[A run of records]
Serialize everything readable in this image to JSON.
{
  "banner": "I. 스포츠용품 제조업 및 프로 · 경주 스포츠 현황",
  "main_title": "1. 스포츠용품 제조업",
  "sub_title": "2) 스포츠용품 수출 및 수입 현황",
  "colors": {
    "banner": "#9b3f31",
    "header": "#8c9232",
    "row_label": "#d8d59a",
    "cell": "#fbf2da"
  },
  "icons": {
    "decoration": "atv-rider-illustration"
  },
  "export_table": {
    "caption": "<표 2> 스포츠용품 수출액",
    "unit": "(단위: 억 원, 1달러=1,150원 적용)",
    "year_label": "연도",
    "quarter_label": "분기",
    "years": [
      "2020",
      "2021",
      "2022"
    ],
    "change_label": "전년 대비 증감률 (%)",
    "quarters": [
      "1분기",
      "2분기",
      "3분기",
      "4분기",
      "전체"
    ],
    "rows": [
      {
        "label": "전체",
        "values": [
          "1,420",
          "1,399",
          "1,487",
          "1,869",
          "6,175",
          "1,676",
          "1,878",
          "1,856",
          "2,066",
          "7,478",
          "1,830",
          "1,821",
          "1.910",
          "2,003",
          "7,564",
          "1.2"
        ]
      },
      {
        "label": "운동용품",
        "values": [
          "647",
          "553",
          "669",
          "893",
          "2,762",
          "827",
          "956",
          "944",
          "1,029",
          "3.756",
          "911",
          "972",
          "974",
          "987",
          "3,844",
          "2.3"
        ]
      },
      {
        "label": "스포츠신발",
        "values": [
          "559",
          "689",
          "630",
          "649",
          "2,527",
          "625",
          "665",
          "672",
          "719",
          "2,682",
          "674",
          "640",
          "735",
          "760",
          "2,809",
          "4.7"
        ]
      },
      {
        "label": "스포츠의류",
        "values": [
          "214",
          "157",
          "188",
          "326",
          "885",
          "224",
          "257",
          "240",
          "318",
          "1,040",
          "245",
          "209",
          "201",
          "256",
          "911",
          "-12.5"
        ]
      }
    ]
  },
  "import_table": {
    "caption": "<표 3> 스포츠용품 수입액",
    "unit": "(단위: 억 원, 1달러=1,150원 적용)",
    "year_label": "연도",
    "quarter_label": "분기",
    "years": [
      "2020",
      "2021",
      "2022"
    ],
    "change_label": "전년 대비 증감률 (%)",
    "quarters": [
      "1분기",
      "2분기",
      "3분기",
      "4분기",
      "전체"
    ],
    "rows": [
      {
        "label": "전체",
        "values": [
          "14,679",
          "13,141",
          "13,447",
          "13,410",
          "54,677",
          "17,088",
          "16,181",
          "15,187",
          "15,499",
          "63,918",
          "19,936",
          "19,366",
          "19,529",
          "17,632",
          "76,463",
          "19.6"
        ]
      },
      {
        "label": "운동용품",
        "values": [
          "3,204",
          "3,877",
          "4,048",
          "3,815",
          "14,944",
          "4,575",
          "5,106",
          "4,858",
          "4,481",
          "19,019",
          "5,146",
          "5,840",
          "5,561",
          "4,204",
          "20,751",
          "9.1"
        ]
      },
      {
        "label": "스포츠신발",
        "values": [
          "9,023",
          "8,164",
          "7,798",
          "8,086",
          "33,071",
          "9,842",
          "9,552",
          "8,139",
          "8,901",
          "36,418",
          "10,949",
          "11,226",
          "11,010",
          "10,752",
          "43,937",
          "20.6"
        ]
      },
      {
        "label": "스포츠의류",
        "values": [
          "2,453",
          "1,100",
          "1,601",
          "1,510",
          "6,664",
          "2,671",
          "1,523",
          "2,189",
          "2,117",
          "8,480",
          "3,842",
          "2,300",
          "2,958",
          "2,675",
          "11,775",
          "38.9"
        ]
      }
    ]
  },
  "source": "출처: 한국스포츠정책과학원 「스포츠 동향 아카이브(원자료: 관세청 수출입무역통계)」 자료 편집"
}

# EXERCISE TASK
From the listing above, extract all records word for word.

# CORRECT RESPONSE
Serialize everything readable in this image to JSON.
{
  "banner": "I. 스포츠용품 제조업 및 프로 · 경주 스포츠 현황",
  "main_title": "1. 스포츠용품 제조업",
  "sub_title": "2) 스포츠용품 수출 및 수입 현황",
  "colors": {
    "banner": "#9b3f31",
    "header": "#8c9232",
    "row_label": "#d8d59a",
    "cell": "#fbf2da"
  },
  "icons": {
    "decoration": "atv-rider-illustration"
  },
  "export_table": {
    "caption": "<표 2> 스포츠용품 수출액",
    "unit": "(단위: 억 원, 1달러=1,150원 적용)",
    "year_label": "연도",
    "quarter_label": "분기",
    "years": [
      "2020",
      "2021",
      "2022"
    ],
    "change_label": "전년 대비 증감률 (%)",
    "quarters": [
      "1분기",
      "2분기",
      "3분기",
      "4분기",
      "전체"
    ],
    "rows": [
      {
        "label": "전체",
        "values": [
          "1,420",
          "1,399",
          "1,487",
          "1,869",
          "6,175",
          "1,676",
          "1,878",
          "1,856",
          "2,066",
          "7,478",
          "1,830",
          "1,821",
          "1.910",
          "2,003",
          "7,564",
          "1.2"
        ]
      },
      {
        "label": "운동용품",
        "values": [
          "647",
          "553",
          "669",
          "893",
          "2,762",
          "827",
          "956",
          "944",
          "1,029",
          "3.756",
          "911",
          "972",
          "974",
          "987",
          "3,844",
          "2.3"
        ]
      },
      {
        "label": "스포츠신발",
        "values": [
          "559",
          "689",
          "630",
          "649",
          "2,527",
          "625",
          "665",
          "672",
          "719",
          "2,682",
          "674",
          "640",
          "735",
          "760",
          "2,809",
          "4.7"
        ]
      },
      {
        "label": "스포츠의류",
        "values": [
          "214",
          "157",
          "188",
          "326",
          "885",
          "224",
          "257",
          "240",
          "318",
          "1,040",
          "245",
          "209",
          "201",
          "256",
          "911",
          "-12.5"
        ]
      }
    ]
  },
  "import_table": {
    "caption": "<표 3> 스포츠용품 수입액",
    "unit": "(단위: 억 원, 1달러=1,150원 적용)",
    "year_label": "연도",
    "quarter_label": "분기",
    "years": [
      "2020",
      "2021",
      "2022"
    ],
    "change_label": "전년 대비 증감률 (%)",
    "quarters": [
      "1분기",
      "2분기",
      "3분기",
      "4분기",
      "전체"
    ],
    "rows": [
      {
        "label": "전체",
        "values": [
          "14,679",
          "13,141",
          "13,447",
          "13,410",
          "54,677",
          "17,088",
          "16,181",
          "15,187",
          "15,499",
          "63,918",
          "19,936",
          "19,366",
          "19,529",
          "17,632",
          "76,463",
          "19.6"
        ]
      },
      {
        "label": "운동용품",
        "values": [
          "3,204",
          "3,877",
          "4,048",
          "3,815",
          "14,944",
          "4,575",
          "5,106",
          "4,858",
          "4,481",
          "19,019",
          "5,146",
          "5,840",
          "5,561",
          "4,204",
          "20,751",
          "9.1"
        ]
      },
      {
        "label": "스포츠신발",
        "values": [
          "9,023",
          "8,164",
          "7,798",
          "8,086",
          "33,071",
          "9,842",
          "9,552",
          "8,139",
          "8,901",
          "36,418",
          "10,949",
          "11,226",
          "11,010",
          "10,752",
          "43,937",
          "20.6"
        ]
      },
      {
        "label": "스포츠의류",
        "values": [
          "2,453",
          "1,100",
          "1,601",
          "1,510",
          "6,664",
          "2,671",
          "1,523",
          "2,189",
          "2,117",
          "8,480",
          "3,842",
          "2,300",
          "2,958",
          "2,675",
          "11,775",
          "38.9"
        ]
      }
    ]
  },
  "source": "출처: 한국스포츠정책과학원 「스포츠 동향 아카이브(원자료: 관세청 수출입무역통계)」 자료 편집"
}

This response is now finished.